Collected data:
* * *
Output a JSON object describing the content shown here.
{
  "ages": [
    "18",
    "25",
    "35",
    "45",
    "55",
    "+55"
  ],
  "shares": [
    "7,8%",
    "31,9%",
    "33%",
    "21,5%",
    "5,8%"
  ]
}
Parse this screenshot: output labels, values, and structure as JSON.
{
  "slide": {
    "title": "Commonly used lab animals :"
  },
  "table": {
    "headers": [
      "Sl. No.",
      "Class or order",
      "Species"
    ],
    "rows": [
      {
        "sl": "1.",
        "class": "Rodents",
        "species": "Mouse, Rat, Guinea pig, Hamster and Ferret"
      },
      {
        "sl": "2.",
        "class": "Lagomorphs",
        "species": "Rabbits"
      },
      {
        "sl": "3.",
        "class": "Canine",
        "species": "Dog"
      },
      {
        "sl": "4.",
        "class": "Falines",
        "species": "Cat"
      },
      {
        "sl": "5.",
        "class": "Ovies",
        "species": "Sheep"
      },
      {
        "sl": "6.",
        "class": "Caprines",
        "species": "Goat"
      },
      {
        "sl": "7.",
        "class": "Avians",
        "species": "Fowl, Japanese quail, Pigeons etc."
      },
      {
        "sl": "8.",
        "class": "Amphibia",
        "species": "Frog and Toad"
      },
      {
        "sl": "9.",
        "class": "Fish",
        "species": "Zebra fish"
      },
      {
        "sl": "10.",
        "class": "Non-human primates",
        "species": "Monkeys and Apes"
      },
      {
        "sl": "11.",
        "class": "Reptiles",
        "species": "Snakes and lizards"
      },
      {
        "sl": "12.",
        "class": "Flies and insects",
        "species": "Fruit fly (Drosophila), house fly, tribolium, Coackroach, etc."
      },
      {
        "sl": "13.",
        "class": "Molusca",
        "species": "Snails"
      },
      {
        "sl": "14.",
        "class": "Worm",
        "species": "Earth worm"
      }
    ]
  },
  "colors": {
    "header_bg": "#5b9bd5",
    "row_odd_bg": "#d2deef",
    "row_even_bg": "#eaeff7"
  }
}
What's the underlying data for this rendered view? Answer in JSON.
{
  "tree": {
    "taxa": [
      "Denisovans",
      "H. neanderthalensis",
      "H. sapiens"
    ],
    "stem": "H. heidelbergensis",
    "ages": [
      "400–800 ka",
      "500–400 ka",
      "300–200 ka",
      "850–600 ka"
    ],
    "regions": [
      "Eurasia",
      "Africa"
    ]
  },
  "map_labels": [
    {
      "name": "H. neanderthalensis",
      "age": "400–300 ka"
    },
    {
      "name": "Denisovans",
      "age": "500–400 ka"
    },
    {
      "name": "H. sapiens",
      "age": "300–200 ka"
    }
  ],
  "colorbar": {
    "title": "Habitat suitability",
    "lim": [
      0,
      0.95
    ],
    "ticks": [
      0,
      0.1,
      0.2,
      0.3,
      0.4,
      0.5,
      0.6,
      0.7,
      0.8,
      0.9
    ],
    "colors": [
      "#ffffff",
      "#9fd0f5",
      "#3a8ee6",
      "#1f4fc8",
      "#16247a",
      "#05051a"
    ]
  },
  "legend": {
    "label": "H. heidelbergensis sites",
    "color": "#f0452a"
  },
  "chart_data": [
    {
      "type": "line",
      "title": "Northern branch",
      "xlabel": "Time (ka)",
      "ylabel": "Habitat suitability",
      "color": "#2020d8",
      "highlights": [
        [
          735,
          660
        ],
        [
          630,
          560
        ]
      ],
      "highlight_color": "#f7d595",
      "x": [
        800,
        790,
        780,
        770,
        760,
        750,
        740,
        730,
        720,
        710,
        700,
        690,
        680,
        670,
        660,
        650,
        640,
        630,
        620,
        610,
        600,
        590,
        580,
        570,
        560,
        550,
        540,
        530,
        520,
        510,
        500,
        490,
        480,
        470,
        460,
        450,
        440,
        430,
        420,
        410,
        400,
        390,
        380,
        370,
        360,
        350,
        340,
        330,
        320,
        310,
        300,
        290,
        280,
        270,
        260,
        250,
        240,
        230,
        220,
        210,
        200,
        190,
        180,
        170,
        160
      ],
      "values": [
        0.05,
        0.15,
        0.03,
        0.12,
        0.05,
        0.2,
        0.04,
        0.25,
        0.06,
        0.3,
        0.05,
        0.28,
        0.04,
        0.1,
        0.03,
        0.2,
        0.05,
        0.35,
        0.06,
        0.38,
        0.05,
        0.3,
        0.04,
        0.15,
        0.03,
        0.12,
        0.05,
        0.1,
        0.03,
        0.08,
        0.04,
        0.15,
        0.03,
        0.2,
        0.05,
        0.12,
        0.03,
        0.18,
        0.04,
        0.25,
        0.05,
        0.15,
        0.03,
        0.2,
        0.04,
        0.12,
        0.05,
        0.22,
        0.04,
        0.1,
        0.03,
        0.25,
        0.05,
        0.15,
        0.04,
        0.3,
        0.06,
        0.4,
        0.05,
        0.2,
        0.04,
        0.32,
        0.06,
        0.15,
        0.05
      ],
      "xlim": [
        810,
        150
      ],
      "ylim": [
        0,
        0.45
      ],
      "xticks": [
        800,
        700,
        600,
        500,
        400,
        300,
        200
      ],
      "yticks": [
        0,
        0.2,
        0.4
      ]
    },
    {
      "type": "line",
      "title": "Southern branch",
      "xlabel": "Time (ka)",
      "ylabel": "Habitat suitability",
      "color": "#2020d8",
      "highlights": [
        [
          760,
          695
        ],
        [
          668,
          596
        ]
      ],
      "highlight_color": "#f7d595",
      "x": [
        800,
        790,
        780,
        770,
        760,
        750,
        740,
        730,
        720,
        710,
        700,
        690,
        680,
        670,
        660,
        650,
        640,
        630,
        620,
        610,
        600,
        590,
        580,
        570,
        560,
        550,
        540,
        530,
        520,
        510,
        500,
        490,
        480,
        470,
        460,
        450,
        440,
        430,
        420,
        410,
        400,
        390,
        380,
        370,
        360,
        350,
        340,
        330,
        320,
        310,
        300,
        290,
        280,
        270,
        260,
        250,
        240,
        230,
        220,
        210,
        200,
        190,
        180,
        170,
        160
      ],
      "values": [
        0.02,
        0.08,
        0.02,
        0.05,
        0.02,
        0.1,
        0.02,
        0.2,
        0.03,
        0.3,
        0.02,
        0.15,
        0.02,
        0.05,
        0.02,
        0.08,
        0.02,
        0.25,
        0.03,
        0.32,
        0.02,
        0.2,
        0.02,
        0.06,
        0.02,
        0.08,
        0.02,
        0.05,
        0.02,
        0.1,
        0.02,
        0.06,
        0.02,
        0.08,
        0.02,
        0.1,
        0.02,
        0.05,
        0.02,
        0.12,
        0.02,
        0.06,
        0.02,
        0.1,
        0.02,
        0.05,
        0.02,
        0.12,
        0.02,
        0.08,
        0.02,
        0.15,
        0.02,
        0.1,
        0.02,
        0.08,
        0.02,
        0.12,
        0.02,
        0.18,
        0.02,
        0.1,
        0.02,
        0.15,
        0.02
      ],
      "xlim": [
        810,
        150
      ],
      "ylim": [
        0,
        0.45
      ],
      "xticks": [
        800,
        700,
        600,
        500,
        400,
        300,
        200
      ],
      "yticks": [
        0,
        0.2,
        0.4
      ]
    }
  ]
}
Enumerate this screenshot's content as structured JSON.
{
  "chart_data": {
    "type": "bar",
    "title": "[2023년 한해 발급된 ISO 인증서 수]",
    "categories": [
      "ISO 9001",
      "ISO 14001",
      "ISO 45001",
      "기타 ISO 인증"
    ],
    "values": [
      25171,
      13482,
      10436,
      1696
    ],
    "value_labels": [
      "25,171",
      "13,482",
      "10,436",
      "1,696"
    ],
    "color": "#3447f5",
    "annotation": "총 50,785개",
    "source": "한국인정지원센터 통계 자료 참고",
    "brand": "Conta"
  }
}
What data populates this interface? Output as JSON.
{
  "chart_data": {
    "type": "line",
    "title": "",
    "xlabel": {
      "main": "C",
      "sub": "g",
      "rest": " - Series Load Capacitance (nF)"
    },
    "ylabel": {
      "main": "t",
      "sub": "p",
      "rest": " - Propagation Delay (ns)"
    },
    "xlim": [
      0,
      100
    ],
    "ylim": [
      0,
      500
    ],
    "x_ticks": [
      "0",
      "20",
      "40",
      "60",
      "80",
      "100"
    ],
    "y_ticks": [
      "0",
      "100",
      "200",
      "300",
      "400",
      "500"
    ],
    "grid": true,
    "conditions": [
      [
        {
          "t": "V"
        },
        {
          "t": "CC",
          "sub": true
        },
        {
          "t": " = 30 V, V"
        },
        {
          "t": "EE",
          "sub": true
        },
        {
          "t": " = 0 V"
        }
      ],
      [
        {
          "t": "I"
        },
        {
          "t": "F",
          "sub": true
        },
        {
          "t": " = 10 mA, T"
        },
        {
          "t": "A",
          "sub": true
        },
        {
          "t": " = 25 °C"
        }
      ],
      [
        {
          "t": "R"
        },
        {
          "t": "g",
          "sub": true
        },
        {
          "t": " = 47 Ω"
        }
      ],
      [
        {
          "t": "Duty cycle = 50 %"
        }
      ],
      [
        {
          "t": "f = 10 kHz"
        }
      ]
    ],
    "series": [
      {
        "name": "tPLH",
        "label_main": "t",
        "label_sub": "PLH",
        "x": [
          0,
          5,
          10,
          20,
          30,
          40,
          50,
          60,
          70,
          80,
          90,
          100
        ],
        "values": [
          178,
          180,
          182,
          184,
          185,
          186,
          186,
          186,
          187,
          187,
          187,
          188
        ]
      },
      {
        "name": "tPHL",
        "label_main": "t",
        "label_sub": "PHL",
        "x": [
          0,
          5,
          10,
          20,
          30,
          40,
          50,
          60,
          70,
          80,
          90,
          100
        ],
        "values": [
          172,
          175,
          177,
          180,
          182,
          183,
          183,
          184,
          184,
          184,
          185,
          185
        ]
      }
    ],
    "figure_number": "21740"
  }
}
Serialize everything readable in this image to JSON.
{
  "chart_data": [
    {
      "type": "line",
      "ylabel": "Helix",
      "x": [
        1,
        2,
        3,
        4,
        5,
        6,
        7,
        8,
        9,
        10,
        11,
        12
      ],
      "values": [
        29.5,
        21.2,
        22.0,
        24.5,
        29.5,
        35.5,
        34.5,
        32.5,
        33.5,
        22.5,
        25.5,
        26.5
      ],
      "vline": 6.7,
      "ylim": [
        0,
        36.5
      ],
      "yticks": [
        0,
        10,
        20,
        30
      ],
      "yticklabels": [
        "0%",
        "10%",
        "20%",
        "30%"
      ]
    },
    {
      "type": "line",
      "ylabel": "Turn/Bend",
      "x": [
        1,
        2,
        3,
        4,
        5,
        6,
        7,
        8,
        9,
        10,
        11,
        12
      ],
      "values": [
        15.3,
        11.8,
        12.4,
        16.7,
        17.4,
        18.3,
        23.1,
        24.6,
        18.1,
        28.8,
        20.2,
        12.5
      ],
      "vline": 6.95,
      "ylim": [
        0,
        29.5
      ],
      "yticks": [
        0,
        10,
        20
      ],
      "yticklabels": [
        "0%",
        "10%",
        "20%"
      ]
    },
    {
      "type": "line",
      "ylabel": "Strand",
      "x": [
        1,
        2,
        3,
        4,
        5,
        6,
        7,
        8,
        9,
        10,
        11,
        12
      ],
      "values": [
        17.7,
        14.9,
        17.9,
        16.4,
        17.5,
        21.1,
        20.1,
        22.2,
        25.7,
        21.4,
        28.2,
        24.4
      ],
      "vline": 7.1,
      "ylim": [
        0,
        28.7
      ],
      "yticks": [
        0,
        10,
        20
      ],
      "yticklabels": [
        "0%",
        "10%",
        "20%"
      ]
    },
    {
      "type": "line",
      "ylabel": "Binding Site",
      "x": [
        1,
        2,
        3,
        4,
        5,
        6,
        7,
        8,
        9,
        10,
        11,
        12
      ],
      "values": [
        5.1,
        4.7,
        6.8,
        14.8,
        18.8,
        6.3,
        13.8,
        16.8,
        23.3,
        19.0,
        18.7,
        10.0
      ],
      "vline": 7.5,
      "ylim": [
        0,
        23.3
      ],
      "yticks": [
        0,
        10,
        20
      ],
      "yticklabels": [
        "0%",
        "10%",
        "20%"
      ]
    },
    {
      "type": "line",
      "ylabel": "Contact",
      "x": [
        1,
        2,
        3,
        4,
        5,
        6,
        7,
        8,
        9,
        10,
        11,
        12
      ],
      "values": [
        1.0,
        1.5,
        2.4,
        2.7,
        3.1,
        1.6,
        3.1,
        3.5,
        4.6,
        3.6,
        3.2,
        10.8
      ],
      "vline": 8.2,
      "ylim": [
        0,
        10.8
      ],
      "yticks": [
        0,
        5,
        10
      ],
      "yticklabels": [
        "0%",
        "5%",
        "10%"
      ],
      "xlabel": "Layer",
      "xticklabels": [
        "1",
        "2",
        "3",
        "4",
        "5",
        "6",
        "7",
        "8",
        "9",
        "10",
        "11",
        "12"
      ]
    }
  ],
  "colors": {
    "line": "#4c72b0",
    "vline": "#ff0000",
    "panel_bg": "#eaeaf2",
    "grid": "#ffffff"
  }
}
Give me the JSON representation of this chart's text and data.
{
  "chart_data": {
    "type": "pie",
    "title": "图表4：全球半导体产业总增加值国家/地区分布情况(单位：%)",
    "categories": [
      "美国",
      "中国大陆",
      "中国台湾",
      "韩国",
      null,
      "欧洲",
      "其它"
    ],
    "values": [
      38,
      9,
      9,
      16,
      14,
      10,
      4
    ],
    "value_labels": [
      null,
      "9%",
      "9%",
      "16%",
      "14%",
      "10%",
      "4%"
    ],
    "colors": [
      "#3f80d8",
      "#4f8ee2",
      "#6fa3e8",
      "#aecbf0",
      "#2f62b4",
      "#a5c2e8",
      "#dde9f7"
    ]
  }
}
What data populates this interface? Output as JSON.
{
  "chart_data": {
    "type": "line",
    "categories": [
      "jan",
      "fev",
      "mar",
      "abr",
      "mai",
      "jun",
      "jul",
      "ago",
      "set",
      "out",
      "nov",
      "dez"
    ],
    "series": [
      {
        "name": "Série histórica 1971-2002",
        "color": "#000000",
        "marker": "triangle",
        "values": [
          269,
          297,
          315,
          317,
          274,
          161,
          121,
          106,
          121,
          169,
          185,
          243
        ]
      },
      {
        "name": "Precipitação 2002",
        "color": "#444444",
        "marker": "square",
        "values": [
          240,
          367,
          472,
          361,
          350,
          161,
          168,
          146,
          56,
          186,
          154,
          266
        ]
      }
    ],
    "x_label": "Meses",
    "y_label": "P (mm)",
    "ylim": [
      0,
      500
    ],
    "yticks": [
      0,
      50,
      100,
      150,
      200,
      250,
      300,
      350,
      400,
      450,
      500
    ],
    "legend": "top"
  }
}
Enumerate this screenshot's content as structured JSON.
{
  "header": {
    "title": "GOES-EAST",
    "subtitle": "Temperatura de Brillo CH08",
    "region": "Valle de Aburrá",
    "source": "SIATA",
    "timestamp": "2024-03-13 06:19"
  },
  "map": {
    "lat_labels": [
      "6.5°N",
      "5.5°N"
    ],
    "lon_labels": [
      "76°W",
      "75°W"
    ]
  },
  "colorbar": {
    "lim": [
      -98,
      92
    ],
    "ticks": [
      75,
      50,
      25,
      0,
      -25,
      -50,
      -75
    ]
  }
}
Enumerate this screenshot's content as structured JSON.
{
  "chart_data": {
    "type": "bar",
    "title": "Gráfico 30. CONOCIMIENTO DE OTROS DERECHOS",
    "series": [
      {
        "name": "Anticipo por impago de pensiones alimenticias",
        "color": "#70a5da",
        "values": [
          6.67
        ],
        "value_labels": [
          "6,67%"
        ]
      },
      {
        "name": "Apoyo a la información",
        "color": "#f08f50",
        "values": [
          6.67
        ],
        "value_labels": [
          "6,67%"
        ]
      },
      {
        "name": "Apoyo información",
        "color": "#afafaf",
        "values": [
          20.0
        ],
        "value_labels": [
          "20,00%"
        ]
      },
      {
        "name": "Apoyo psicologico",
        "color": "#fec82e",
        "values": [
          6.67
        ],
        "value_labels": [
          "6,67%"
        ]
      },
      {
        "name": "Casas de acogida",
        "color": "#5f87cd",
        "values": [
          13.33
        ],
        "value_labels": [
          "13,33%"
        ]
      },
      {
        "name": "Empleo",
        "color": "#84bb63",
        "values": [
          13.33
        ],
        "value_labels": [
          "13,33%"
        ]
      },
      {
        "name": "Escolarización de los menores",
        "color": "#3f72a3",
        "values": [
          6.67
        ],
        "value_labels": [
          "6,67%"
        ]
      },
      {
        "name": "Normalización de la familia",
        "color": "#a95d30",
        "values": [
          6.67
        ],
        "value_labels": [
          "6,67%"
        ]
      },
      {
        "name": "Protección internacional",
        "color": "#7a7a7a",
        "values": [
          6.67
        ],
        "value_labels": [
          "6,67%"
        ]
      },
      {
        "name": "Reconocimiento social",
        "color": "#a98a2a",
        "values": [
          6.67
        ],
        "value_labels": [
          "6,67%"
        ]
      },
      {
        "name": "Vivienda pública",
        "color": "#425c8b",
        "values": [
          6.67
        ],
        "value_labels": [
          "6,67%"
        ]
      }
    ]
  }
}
* * *
Search the data above for the word "source", then gather each line in which it appears.

    "source": "한국인정지원센터 통계 자료 참고",
    "source": "SIATA",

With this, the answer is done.